Extract every line that includes the string "Plot".

— start ITEMS —

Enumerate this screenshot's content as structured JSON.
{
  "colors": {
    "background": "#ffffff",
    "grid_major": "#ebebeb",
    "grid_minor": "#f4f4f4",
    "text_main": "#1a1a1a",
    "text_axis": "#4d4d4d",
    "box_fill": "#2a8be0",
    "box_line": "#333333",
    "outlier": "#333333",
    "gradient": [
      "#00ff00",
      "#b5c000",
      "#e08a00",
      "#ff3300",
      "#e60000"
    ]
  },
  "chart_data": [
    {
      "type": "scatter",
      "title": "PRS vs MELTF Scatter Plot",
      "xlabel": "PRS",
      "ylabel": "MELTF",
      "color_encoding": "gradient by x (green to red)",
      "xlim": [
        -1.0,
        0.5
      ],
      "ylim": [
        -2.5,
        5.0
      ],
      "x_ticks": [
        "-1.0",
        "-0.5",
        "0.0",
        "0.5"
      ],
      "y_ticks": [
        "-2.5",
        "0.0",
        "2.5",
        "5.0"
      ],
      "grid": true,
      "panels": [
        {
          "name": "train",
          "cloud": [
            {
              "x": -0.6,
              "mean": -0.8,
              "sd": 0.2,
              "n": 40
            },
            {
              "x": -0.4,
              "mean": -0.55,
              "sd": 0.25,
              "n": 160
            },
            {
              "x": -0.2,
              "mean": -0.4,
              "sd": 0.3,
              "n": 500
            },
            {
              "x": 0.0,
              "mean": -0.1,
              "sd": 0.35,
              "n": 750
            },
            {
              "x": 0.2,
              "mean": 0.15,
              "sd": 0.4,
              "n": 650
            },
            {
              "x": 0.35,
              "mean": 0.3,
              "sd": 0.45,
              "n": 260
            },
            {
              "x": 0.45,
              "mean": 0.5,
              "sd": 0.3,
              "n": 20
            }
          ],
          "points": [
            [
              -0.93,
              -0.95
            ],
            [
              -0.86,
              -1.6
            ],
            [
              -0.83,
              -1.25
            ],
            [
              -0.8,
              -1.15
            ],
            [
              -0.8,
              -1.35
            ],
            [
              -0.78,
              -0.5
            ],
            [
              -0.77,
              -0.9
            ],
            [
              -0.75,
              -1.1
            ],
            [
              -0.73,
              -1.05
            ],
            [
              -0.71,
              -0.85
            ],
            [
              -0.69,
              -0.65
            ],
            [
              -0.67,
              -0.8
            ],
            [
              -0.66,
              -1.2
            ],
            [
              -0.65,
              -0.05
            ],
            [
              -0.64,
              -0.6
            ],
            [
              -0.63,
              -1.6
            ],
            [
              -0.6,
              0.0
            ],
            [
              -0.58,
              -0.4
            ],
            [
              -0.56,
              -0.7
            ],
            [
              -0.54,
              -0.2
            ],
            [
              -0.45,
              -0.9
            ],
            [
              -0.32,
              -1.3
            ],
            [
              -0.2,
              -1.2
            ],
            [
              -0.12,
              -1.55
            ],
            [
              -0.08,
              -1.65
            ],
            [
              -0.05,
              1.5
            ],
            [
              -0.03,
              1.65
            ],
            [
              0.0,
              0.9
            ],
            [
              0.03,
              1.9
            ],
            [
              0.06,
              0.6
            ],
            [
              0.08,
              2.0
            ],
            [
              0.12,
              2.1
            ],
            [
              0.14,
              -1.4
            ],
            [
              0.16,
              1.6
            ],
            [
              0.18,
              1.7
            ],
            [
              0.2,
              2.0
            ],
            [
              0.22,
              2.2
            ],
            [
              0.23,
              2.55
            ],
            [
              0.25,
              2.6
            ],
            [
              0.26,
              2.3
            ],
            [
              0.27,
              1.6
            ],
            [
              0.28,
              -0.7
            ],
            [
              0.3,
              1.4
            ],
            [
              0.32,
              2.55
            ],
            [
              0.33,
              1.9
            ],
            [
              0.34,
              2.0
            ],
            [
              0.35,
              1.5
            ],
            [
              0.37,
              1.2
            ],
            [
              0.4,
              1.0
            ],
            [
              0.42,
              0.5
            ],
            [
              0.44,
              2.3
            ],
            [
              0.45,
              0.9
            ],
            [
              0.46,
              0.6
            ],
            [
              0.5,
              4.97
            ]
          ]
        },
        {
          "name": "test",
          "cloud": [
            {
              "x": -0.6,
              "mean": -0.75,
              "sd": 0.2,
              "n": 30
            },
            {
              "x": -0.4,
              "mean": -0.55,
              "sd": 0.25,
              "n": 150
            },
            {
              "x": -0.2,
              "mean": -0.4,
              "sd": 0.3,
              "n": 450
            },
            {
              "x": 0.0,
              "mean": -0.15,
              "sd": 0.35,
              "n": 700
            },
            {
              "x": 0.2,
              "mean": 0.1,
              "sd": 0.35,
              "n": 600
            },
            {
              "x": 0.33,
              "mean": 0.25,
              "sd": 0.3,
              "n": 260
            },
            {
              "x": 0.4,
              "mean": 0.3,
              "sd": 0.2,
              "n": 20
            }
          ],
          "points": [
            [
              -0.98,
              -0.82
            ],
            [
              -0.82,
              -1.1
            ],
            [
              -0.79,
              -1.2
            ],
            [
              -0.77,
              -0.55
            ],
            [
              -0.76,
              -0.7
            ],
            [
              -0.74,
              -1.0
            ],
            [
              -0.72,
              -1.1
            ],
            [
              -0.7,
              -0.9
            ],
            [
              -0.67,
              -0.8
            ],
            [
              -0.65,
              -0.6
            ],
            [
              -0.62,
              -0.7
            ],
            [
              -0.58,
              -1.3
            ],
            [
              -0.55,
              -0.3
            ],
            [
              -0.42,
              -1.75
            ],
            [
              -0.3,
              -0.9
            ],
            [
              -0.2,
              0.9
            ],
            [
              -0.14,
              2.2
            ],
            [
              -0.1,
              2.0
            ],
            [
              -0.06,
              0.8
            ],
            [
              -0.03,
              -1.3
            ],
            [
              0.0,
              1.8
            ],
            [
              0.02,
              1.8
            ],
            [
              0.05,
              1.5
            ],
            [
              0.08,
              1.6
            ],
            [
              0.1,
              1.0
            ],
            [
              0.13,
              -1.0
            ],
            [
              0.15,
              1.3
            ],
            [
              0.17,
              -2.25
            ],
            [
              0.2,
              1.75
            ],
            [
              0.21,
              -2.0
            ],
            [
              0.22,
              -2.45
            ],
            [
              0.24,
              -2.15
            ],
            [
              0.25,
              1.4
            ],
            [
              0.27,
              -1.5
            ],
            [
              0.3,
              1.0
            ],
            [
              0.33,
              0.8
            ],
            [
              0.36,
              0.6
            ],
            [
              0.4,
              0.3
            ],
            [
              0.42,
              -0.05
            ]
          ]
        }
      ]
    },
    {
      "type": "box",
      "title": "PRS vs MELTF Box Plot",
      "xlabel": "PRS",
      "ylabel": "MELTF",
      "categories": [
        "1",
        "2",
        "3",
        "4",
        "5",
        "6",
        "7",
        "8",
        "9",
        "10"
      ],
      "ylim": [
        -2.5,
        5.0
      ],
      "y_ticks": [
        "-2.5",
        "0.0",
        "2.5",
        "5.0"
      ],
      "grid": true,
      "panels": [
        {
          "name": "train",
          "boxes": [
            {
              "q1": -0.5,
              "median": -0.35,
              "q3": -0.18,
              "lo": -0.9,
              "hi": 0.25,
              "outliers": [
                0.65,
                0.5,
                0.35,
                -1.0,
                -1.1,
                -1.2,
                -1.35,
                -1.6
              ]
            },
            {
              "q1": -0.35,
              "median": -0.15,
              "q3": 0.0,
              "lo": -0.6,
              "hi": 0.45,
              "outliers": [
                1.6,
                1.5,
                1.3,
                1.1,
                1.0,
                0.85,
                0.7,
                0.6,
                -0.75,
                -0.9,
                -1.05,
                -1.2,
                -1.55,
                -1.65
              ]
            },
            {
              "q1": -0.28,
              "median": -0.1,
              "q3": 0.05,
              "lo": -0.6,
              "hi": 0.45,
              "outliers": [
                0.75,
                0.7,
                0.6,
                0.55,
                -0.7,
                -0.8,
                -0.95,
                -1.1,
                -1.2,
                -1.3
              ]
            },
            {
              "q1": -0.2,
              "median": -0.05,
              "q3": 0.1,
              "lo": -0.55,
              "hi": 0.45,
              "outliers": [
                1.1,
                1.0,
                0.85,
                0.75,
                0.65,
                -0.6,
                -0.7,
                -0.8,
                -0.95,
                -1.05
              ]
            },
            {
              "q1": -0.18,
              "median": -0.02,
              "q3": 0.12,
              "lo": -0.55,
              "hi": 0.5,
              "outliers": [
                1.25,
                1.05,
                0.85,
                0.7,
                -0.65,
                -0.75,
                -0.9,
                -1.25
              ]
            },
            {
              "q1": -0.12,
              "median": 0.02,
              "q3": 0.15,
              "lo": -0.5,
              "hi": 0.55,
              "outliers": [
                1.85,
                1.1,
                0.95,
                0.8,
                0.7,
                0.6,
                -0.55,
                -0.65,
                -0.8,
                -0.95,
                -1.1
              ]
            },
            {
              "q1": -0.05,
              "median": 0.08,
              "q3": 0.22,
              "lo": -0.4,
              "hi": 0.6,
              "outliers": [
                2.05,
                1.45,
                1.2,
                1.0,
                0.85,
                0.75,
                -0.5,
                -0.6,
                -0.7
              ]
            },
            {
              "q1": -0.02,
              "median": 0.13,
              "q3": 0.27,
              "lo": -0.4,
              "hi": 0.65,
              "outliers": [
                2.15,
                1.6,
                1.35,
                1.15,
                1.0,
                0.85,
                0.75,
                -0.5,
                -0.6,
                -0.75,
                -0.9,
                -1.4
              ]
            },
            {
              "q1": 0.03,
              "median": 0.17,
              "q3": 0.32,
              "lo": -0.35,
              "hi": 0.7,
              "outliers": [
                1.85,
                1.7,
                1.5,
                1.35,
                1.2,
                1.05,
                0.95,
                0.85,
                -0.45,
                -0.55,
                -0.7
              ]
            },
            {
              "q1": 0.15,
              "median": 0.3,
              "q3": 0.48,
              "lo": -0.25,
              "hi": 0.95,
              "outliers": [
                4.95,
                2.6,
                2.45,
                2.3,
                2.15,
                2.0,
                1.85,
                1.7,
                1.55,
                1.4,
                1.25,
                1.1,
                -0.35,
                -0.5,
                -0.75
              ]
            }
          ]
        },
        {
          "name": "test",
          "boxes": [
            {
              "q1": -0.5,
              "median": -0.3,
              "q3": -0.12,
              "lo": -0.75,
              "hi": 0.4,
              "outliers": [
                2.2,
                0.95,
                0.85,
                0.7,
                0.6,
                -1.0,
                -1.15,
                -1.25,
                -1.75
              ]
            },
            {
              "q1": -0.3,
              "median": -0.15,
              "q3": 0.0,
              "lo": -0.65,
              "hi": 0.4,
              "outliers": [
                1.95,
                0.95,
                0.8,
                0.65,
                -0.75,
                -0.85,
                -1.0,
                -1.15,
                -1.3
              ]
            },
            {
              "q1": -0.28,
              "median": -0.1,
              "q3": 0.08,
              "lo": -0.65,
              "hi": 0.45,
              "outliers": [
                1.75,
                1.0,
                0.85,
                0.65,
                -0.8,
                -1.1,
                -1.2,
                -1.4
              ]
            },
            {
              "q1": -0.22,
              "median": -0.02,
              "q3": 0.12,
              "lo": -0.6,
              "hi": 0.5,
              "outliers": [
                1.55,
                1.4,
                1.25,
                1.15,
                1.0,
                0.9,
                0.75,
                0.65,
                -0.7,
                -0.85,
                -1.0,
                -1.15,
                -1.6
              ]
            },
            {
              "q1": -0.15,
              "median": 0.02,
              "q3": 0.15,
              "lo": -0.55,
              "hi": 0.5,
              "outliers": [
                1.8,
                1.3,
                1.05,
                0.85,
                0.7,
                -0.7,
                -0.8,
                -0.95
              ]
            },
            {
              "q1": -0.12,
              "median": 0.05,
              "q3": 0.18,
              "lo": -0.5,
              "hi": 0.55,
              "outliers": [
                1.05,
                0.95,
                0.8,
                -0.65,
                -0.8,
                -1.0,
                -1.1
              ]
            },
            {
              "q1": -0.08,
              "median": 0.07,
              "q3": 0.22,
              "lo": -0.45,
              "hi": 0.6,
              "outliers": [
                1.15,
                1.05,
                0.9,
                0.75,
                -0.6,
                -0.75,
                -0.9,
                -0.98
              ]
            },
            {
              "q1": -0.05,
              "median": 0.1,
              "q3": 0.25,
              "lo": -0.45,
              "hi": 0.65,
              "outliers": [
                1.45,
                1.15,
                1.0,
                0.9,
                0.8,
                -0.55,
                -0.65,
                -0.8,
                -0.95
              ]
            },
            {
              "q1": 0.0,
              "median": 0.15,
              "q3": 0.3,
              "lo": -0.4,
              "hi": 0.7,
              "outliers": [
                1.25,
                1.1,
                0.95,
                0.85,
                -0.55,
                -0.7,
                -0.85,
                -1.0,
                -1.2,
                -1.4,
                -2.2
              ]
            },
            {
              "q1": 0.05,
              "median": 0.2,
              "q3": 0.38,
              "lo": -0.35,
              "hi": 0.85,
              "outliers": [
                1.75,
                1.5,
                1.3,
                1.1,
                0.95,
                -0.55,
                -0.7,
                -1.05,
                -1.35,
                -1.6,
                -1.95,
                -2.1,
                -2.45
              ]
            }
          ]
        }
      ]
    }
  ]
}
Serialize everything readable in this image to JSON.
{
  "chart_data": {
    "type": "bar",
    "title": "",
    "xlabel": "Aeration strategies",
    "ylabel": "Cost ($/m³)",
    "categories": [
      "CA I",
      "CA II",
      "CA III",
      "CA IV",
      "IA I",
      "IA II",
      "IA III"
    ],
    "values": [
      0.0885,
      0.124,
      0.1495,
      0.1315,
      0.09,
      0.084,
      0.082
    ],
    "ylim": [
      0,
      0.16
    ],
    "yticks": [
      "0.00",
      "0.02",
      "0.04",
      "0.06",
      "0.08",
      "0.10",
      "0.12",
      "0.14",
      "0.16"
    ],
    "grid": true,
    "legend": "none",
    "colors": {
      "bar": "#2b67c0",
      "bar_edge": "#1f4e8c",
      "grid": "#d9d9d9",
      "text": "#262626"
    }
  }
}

— end ITEMS —

ANSWER FOR THIS EXERCISE:
      "title": "PRS vs MELTF Scatter Plot",
      "title": "PRS vs MELTF Box Plot",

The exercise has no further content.